Exercise brief: The records below must be transcribed exactly. Do not include the pictures.

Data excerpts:
◆ ◆ ◆ ◆

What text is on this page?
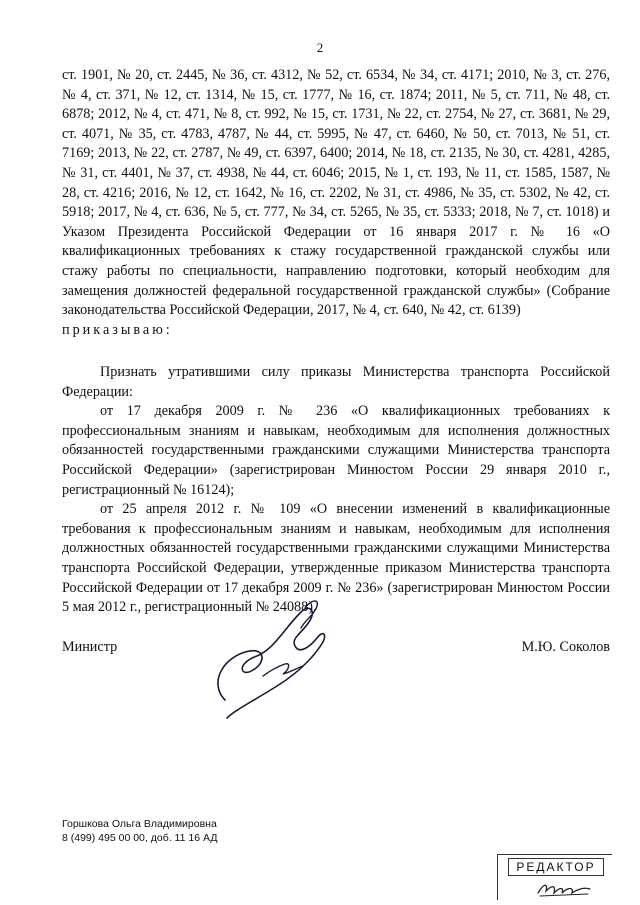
2

ст. 1901, № 20, ст. 2445, № 36, ст. 4312, № 52, ст. 6534, № 34, ст. 4171; 2010, № 3, ст. 276, № 4, ст. 371, № 12, ст. 1314, № 15, ст. 1777, № 16, ст. 1874; 2011, № 5, ст. 711, № 48, ст. 6878; 2012, № 4, ст. 471, № 8, ст. 992, № 15, ст. 1731, № 22, ст. 2754, № 27, ст. 3681, № 29, ст. 4071, № 35, ст. 4783, 4787, № 44, ст. 5995, № 47, ст. 6460, № 50, ст. 7013, № 51, ст. 7169; 2013, № 22, ст. 2787, № 49, ст. 6397, 6400; 2014, № 18, ст. 2135, № 30, ст. 4281, 4285, № 31, ст. 4401, № 37, ст. 4938, № 44, ст. 6046; 2015, № 1, ст. 193, № 11, ст. 1585, 1587, № 28, ст. 4216; 2016, № 12, ст. 1642, № 16, ст. 2202, № 31, ст. 4986, № 35, ст. 5302, № 42, ст. 5918; 2017, № 4, ст. 636, № 5, ст. 777, № 34, ст. 5265, № 35, ст. 5333; 2018, № 7, ст. 1018) и Указом Президента Российской Федерации от 16 января 2017 г. № 16 «О квалификационных требованиях к стажу государственной гражданской службы или стажу работы по специальности, направлению подготовки, который необходим для замещения должностей федеральной государственной гражданской службы» (Собрание законодательства Российской Федерации, 2017, № 4, ст. 640, № 42, ст. 6139)

приказываю:

Признать утратившими силу приказы Министерства транспорта Российской Федерации:

от 17 декабря 2009 г. № 236 «О квалификационных требованиях к профессиональным знаниям и навыкам, необходимым для исполнения должностных обязанностей государственными гражданскими служащими Министерства транспорта Российской Федерации» (зарегистрирован Минюстом России 29 января 2010 г., регистрационный № 16124);

от 25 апреля 2012 г. № 109 «О внесении изменений в квалификационные требования к профессиональным знаниям и навыкам, необходимым для исполнения должностных обязанностей государственными гражданскими служащими Министерства транспорта Российской Федерации, утвержденные приказом Министерства транспорта Российской Федерации от 17 декабря 2009 г. № 236» (зарегистрирован Минюстом России 5 мая 2012 г., регистрационный № 24088).

Министр	М.Ю. Соколов
Горшкова Ольга Владимировна
8 (499) 495 00 00, доб. 11 16 АД
РЕДАКТОР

◆ ◆ ◆ ◆

Answer to the task:
What text is on this page?
2

ст. 1901, № 20, ст. 2445, № 36, ст. 4312, № 52, ст. 6534, № 34, ст. 4171; 2010, № 3, ст. 276, № 4, ст. 371, № 12, ст. 1314, № 15, ст. 1777, № 16, ст. 1874; 2011, № 5, ст. 711, № 48, ст. 6878; 2012, № 4, ст. 471, № 8, ст. 992, № 15, ст. 1731, № 22, ст. 2754, № 27, ст. 3681, № 29, ст. 4071, № 35, ст. 4783, 4787, № 44, ст. 5995, № 47, ст. 6460, № 50, ст. 7013, № 51, ст. 7169; 2013, № 22, ст. 2787, № 49, ст. 6397, 6400; 2014, № 18, ст. 2135, № 30, ст. 4281, 4285, № 31, ст. 4401, № 37, ст. 4938, № 44, ст. 6046; 2015, № 1, ст. 193, № 11, ст. 1585, 1587, № 28, ст. 4216; 2016, № 12, ст. 1642, № 16, ст. 2202, № 31, ст. 4986, № 35, ст. 5302, № 42, ст. 5918; 2017, № 4, ст. 636, № 5, ст. 777, № 34, ст. 5265, № 35, ст. 5333; 2018, № 7, ст. 1018) и Указом Президента Российской Федерации от 16 января 2017 г. № 16 «О квалификационных требованиях к стажу государственной гражданской службы или стажу работы по специальности, направлению подготовки, который необходим для замещения должностей федеральной государственной гражданской службы» (Собрание законодательства Российской Федерации, 2017, № 4, ст. 640, № 42, ст. 6139)

приказываю:

Признать утратившими силу приказы Министерства транспорта Российской Федерации:

от 17 декабря 2009 г. № 236 «О квалификационных требованиях к профессиональным знаниям и навыкам, необходимым для исполнения должностных обязанностей государственными гражданскими служащими Министерства транспорта Российской Федерации» (зарегистрирован Минюстом России 29 января 2010 г., регистрационный № 16124);

от 25 апреля 2012 г. № 109 «О внесении изменений в квалификационные требования к профессиональным знаниям и навыкам, необходимым для исполнения должностных обязанностей государственными гражданскими служащими Министерства транспорта Российской Федерации, утвержденные приказом Министерства транспорта Российской Федерации от 17 декабря 2009 г. № 236» (зарегистрирован Минюстом России 5 мая 2012 г., регистрационный № 24088).

Министр	М.Ю. Соколов
Горшкова Ольга Владимировна
8 (499) 495 00 00, доб. 11 16 АД
РЕДАКТОР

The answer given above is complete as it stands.